:: Given entries ::
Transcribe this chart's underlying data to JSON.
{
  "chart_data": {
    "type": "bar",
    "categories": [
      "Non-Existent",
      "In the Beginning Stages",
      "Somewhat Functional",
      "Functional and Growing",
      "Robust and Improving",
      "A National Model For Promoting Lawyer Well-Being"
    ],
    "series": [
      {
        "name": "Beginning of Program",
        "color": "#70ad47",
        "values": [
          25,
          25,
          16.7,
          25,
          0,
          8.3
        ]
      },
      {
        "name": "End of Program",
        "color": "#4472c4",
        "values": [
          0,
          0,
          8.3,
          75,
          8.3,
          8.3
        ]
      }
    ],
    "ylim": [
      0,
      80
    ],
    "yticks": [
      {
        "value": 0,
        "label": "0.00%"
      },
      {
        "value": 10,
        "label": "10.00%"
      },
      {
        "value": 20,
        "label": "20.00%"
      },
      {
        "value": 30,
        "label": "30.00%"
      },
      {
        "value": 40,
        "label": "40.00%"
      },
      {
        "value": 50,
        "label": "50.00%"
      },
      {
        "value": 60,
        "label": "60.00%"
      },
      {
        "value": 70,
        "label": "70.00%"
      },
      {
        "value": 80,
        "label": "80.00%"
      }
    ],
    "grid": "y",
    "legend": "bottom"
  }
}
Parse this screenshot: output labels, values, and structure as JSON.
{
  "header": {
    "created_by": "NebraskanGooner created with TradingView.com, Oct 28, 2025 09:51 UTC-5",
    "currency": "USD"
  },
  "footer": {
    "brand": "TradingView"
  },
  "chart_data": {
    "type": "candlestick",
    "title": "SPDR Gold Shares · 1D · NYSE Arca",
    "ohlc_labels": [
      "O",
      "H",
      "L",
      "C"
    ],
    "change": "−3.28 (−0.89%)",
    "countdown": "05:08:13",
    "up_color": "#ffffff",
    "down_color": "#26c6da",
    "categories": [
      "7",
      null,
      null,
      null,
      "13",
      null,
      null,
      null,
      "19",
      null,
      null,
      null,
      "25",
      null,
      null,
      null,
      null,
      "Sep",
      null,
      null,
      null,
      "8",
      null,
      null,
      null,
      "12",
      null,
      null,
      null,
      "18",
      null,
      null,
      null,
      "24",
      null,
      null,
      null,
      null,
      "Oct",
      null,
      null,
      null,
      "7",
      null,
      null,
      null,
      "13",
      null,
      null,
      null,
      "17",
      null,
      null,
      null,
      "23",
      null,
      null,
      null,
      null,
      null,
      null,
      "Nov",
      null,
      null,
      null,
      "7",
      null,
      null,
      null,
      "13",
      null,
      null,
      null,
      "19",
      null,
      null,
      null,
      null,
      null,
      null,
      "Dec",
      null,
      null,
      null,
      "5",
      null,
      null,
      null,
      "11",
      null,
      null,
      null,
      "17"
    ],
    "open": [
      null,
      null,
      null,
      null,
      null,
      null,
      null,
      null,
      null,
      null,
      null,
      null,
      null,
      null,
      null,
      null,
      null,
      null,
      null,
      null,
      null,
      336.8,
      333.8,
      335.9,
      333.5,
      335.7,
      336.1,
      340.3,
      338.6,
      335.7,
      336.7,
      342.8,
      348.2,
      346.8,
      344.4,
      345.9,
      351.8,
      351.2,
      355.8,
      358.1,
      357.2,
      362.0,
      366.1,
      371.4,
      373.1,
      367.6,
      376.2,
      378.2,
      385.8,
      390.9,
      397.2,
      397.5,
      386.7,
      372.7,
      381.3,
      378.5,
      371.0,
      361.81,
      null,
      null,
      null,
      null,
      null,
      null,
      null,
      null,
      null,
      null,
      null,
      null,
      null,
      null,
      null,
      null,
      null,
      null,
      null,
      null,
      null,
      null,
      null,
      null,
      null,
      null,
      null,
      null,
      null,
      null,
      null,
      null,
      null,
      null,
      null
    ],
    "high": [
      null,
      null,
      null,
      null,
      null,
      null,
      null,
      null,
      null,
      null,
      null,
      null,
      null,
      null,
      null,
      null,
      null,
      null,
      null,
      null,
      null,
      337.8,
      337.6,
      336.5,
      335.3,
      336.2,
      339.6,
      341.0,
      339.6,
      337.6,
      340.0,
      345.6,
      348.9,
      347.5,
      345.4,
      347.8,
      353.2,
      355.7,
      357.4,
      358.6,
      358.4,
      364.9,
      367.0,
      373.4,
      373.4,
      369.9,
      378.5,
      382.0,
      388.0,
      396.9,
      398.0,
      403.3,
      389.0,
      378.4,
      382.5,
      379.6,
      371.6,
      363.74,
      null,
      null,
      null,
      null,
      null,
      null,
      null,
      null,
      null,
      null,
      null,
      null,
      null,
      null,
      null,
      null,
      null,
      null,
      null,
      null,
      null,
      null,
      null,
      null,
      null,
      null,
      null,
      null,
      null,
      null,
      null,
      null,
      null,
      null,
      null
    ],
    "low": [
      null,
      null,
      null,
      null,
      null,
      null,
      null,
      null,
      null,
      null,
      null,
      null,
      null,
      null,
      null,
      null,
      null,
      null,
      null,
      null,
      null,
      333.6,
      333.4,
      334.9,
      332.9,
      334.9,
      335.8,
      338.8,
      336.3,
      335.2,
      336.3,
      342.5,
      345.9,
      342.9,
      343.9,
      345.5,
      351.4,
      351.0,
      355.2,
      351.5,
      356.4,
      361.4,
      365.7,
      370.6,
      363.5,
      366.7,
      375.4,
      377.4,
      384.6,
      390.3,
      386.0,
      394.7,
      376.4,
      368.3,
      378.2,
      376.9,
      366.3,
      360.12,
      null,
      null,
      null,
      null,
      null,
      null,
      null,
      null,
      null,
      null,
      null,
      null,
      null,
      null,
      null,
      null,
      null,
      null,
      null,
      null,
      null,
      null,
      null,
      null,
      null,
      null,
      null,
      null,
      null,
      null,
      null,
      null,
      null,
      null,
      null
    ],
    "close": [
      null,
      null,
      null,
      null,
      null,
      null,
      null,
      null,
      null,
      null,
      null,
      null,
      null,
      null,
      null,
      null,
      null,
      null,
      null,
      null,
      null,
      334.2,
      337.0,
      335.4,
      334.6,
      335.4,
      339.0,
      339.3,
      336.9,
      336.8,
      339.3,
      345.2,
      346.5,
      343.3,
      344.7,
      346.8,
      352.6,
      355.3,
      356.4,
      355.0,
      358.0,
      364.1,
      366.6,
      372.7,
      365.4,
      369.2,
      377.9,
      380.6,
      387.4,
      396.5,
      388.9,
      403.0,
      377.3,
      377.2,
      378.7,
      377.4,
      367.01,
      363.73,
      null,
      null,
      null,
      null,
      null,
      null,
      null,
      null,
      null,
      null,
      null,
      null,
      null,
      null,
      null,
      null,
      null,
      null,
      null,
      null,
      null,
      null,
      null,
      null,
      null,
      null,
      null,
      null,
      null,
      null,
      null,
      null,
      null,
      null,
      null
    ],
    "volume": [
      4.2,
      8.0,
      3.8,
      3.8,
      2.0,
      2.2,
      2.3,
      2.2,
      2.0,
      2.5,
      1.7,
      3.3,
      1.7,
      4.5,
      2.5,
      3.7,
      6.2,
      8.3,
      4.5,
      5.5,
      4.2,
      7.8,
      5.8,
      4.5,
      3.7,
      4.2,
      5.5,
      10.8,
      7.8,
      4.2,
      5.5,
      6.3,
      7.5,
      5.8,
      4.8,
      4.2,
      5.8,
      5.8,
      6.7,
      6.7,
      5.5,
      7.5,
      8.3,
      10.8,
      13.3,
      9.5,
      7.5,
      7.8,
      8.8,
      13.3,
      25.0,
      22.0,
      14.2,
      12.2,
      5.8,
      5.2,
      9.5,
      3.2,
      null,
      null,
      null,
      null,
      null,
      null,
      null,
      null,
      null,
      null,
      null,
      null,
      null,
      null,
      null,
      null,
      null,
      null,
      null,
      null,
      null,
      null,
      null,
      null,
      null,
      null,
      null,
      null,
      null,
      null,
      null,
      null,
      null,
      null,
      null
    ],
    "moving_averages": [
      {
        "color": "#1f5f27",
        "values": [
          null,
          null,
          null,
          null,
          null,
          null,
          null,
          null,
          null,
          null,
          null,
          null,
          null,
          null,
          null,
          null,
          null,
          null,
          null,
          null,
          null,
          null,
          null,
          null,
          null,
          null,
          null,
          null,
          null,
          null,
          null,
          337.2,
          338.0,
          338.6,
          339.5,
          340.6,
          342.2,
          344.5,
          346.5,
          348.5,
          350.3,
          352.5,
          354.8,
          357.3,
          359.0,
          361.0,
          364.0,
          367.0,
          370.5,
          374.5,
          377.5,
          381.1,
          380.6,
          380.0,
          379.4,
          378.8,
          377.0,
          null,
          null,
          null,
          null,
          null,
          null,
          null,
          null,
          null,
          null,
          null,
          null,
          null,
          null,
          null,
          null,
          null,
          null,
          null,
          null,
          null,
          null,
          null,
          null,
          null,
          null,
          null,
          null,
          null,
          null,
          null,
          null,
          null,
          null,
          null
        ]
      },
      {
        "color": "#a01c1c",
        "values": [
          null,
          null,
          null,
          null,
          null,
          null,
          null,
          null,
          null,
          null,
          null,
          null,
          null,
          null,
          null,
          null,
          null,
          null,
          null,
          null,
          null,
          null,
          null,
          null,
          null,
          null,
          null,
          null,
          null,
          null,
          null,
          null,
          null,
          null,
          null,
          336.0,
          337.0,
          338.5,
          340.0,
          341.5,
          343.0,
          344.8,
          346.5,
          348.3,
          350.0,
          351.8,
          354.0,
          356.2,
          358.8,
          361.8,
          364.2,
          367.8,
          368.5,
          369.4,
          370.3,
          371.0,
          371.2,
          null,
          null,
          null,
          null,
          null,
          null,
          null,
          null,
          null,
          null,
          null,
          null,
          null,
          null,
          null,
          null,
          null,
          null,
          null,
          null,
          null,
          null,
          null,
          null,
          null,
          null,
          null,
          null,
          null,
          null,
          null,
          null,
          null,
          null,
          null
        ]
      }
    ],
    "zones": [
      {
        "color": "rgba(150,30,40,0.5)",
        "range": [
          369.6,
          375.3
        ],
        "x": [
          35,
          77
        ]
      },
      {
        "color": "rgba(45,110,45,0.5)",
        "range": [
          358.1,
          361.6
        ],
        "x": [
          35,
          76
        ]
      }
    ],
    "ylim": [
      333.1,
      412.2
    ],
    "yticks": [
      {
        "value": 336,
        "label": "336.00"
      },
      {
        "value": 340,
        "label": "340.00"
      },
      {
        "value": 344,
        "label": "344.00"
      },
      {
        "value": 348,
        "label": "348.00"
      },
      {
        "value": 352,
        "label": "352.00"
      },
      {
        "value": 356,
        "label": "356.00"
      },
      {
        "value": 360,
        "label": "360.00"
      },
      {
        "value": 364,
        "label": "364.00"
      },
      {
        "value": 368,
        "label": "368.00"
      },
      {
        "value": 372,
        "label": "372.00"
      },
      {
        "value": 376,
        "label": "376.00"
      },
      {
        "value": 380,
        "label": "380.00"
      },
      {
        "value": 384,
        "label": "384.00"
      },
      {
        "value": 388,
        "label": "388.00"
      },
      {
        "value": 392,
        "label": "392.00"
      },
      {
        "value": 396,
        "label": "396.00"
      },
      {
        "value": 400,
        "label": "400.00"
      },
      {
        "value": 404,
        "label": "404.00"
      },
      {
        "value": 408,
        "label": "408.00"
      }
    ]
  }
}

:: Instructions for the task ::
In the entries above, find every line holding the word "Beginning" and copy it out.

:: Correct result ::
      "In the Beginning Stages",
        "name": "Beginning of Program",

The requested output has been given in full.